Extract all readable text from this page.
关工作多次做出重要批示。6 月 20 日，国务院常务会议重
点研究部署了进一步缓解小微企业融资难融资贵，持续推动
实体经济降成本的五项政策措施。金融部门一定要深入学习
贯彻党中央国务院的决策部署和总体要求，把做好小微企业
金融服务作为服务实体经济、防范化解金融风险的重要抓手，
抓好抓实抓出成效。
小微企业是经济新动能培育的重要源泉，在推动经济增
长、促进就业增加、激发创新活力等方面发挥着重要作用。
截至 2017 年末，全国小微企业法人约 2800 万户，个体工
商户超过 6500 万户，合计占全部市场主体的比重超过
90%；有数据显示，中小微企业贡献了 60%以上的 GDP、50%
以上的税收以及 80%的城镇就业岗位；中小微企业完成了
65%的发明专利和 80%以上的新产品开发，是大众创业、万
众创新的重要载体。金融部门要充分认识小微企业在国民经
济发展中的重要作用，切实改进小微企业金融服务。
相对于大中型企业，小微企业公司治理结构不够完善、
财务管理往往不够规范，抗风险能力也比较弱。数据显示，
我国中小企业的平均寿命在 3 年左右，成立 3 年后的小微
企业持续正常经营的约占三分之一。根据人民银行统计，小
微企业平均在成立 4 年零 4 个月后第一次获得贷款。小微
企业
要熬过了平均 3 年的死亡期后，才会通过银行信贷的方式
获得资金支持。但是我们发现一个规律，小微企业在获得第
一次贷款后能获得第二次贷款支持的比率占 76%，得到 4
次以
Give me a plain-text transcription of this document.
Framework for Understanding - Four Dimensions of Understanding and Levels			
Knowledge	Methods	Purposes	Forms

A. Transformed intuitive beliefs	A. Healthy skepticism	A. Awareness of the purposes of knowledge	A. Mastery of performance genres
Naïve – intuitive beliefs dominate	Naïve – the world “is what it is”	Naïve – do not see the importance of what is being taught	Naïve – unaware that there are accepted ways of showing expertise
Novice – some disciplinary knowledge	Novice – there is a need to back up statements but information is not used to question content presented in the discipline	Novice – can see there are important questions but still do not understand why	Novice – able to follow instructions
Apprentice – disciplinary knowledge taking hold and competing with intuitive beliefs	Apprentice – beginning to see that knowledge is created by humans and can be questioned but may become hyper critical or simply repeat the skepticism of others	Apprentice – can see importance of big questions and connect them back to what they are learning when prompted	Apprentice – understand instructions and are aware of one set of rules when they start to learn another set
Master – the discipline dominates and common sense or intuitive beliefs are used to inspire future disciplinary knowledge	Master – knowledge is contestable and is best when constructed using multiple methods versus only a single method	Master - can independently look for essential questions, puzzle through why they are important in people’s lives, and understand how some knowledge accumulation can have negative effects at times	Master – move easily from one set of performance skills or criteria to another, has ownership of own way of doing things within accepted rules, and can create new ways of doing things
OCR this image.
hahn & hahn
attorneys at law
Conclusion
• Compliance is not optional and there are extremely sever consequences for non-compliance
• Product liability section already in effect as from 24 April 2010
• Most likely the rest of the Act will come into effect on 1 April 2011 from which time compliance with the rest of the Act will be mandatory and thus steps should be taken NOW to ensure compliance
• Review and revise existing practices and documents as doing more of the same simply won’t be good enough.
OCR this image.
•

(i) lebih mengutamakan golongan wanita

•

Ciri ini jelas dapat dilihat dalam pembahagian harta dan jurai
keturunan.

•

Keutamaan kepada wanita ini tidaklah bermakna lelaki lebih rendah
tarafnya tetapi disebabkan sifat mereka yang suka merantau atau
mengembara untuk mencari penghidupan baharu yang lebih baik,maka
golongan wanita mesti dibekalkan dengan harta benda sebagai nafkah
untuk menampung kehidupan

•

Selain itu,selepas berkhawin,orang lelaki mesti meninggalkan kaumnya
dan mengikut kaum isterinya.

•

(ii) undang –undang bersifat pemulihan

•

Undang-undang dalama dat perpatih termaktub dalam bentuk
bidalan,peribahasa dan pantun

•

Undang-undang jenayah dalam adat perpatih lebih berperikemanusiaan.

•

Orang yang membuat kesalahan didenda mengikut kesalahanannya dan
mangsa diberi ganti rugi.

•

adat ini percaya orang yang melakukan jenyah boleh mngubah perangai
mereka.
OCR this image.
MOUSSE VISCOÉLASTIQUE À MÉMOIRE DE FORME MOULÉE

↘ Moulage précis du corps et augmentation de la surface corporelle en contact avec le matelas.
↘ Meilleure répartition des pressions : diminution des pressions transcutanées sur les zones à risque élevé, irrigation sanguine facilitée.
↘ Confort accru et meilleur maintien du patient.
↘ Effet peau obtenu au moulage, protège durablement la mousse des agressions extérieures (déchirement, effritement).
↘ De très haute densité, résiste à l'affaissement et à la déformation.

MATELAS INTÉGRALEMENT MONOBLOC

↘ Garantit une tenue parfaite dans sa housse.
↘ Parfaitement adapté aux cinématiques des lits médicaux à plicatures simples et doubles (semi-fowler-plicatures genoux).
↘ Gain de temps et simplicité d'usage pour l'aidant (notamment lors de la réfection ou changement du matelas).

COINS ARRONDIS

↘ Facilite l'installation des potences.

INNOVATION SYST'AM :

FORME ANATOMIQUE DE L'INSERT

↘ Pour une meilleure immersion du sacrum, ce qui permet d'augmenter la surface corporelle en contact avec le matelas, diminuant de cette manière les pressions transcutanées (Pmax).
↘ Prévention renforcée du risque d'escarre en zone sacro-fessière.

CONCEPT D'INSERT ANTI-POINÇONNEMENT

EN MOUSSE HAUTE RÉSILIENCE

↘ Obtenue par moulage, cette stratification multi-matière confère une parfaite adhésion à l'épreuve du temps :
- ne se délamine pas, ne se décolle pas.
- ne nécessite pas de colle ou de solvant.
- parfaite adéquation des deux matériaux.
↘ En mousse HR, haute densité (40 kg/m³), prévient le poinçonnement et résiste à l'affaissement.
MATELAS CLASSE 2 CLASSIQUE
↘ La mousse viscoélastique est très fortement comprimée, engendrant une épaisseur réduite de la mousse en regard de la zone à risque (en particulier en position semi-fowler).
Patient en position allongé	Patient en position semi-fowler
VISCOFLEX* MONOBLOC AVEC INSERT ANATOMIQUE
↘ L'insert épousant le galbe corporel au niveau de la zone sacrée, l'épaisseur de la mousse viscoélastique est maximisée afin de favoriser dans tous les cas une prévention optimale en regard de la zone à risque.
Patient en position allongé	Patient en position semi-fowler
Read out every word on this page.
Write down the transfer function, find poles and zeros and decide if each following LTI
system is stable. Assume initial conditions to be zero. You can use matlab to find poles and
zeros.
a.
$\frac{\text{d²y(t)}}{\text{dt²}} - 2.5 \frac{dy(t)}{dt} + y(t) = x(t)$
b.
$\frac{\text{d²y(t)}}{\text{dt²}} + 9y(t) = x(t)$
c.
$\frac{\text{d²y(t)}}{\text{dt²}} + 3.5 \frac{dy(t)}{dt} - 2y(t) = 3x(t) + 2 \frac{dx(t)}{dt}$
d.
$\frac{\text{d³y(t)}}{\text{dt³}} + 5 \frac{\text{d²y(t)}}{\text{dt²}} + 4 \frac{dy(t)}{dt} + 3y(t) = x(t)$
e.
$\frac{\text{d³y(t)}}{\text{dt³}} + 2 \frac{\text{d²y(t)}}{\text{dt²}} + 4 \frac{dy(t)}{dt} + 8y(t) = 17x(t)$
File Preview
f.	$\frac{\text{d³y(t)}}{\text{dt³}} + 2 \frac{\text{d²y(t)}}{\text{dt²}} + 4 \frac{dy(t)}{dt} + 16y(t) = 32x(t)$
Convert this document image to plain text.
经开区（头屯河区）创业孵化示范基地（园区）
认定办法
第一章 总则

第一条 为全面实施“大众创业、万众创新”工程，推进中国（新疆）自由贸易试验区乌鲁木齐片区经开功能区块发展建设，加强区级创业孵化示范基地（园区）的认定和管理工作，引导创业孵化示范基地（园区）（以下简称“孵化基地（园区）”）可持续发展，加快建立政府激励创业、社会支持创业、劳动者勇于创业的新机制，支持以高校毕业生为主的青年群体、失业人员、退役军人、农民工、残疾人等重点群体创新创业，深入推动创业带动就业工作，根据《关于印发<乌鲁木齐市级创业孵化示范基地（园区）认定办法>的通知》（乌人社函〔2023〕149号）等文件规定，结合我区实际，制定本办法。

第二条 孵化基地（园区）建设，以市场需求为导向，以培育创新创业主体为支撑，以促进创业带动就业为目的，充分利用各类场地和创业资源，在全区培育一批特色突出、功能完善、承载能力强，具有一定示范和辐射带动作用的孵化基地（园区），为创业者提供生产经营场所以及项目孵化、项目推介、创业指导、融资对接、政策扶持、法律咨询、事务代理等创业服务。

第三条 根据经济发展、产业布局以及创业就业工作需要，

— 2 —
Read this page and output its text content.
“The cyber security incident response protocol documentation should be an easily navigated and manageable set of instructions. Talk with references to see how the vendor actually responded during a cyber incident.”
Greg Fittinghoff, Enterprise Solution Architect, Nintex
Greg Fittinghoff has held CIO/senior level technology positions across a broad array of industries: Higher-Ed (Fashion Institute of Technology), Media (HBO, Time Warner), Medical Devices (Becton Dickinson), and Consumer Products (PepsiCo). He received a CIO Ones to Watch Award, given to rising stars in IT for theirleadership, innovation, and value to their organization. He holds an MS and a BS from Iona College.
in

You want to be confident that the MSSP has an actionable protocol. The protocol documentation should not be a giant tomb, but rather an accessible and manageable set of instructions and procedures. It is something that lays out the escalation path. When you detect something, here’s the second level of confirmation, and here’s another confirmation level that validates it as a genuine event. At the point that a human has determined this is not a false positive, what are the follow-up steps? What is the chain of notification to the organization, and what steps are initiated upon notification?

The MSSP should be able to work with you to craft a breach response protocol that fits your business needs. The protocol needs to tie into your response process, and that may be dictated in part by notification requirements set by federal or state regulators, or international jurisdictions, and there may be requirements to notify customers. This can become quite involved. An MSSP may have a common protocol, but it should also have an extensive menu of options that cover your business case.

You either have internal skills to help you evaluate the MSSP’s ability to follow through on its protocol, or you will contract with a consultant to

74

## Exercise requirements
Scan the material line by line and report each one that contains "through".

## Final result
Master – the discipline dominates and common sense or intuitive beliefs are used to inspire future disciplinary knowledge	Master – knowledge is contestable and is best when constructed using multiple methods versus only a single method	Master - can independently look for essential questions, puzzle through why they are important in people’s lives, and understand how some knowledge accumulation can have negative effects at times	Master – move easily from one set of performance skills or criteria to another, has ownership of own way of doing things within accepted rules, and can create new ways of doing things
You either have internal skills to help you evaluate the MSSP’s ability to follow through on its protocol, or you will contract with a consultant to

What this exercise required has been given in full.